Given exercise: Lines containing the word "name" are the ones to copy from the records below.

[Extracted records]

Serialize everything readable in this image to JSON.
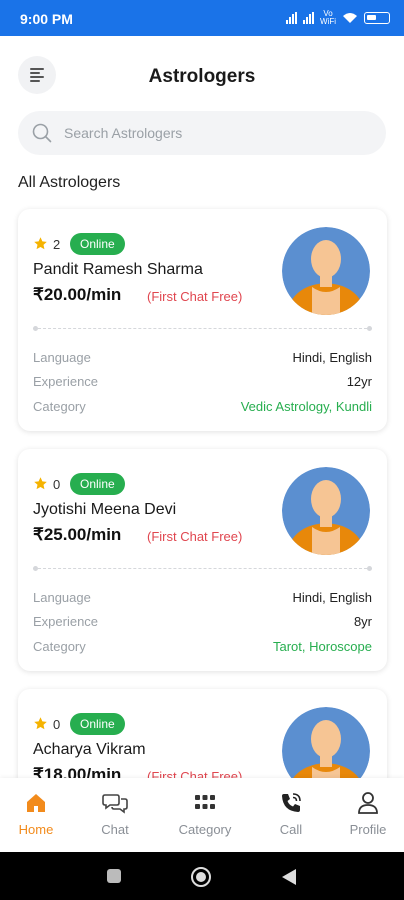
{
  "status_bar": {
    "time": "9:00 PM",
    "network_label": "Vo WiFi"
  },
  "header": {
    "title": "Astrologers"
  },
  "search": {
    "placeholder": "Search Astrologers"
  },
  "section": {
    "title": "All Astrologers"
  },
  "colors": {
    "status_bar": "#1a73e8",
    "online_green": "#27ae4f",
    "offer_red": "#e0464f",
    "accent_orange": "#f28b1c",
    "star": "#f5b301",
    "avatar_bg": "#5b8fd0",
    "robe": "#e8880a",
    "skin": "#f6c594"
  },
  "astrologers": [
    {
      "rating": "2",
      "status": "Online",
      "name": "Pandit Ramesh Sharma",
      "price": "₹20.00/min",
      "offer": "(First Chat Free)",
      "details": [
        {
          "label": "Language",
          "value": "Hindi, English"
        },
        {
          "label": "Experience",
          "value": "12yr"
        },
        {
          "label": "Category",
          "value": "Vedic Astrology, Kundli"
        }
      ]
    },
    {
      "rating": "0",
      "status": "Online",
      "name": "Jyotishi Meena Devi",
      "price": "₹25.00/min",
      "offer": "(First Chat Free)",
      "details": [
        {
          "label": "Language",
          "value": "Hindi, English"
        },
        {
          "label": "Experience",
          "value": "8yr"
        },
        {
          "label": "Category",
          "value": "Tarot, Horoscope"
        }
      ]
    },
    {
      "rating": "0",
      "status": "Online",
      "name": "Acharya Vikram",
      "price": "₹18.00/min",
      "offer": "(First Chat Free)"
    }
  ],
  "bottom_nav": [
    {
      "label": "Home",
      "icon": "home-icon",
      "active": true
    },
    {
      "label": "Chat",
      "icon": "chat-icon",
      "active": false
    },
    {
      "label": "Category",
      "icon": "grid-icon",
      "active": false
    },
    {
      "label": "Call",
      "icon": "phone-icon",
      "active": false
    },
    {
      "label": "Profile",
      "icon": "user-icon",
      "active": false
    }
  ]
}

Response for this exercise:
      "name": "Pandit Ramesh Sharma",
      "name": "Jyotishi Meena Devi",
      "name": "Acharya Vikram",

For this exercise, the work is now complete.